(Collected data entries)
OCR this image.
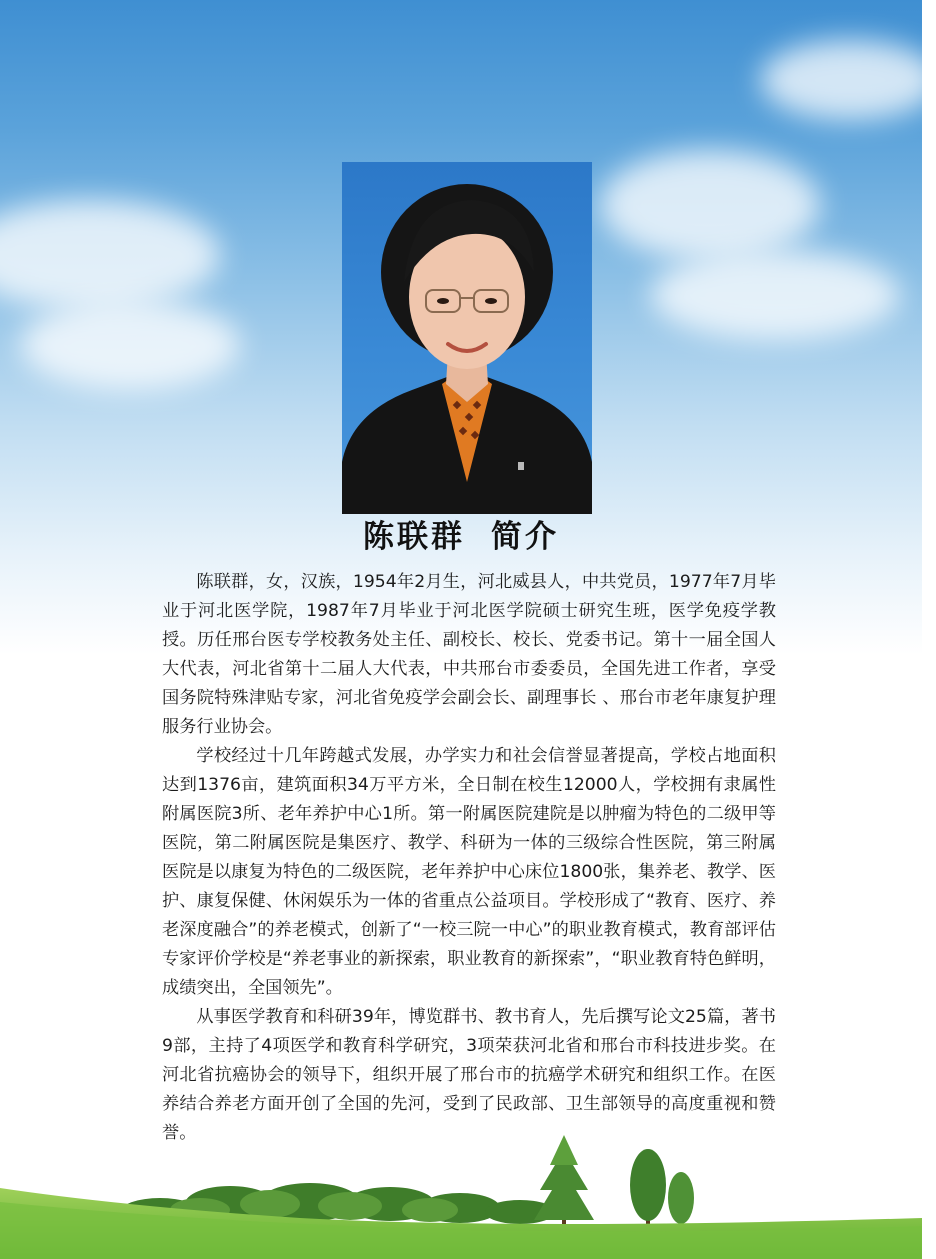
陈联群 简介

陈联群，女，汉族，1954年2月生，河北威县人，中共党员，1977年7月毕业于河北医学院，1987年7月毕业于河北医学院硕士研究生班，医学免疫学教授。历任邢台医专学校教务处主任、副校长、校长、党委书记。第十一届全国人大代表，河北省第十二届人大代表，中共邢台市委委员，全国先进工作者，享受国务院特殊津贴专家，河北省免疫学会副会长、副理事长 、邢台市老年康复护理服务行业协会。

学校经过十几年跨越式发展，办学实力和社会信誉显著提高，学校占地面积达到1376亩，建筑面积34万平方米，全日制在校生12000人，学校拥有隶属性附属医院3所、老年养护中心1所。第一附属医院建院是以肿瘤为特色的二级甲等医院，第二附属医院是集医疗、教学、科研为一体的三级综合性医院，第三附属医院是以康复为特色的二级医院，老年养护中心床位1800张，集养老、教学、医护、康复保健、休闲娱乐为一体的省重点公益项目。学校形成了“教育、医疗、养老深度融合”的养老模式，创新了“一校三院一中心”的职业教育模式，教育部评估专家评价学校是“养老事业的新探索，职业教育的新探索”，“职业教育特色鲜明，成绩突出，全国领先”。

从事医学教育和科研39年，博览群书、教书育人，先后撰写论文25篇，著书9部，主持了4项医学和教育科学研究，3项荣获河北省和邢台市科技进步奖。在河北省抗癌协会的领导下，组织开展了邢台市的抗癌学术研究和组织工作。在医养结合养老方面开创了全国的先河，受到了民政部、卫生部领导的高度重视和赞誉。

__EXERCISE DETAILS__
Leave out the pictures and restate everything else word for word.

__THE RESULT__
OCR this image.
陈联群 简介

陈联群，女，汉族，1954年2月生，河北威县人，中共党员，1977年7月毕业于河北医学院，1987年7月毕业于河北医学院硕士研究生班，医学免疫学教授。历任邢台医专学校教务处主任、副校长、校长、党委书记。第十一届全国人大代表，河北省第十二届人大代表，中共邢台市委委员，全国先进工作者，享受国务院特殊津贴专家，河北省免疫学会副会长、副理事长 、邢台市老年康复护理服务行业协会。

学校经过十几年跨越式发展，办学实力和社会信誉显著提高，学校占地面积达到1376亩，建筑面积34万平方米，全日制在校生12000人，学校拥有隶属性附属医院3所、老年养护中心1所。第一附属医院建院是以肿瘤为特色的二级甲等医院，第二附属医院是集医疗、教学、科研为一体的三级综合性医院，第三附属医院是以康复为特色的二级医院，老年养护中心床位1800张，集养老、教学、医护、康复保健、休闲娱乐为一体的省重点公益项目。学校形成了“教育、医疗、养老深度融合”的养老模式，创新了“一校三院一中心”的职业教育模式，教育部评估专家评价学校是“养老事业的新探索，职业教育的新探索”，“职业教育特色鲜明，成绩突出，全国领先”。

从事医学教育和科研39年，博览群书、教书育人，先后撰写论文25篇，著书9部，主持了4项医学和教育科学研究，3项荣获河北省和邢台市科技进步奖。在河北省抗癌协会的领导下，组织开展了邢台市的抗癌学术研究和组织工作。在医养结合养老方面开创了全国的先河，受到了民政部、卫生部领导的高度重视和赞誉。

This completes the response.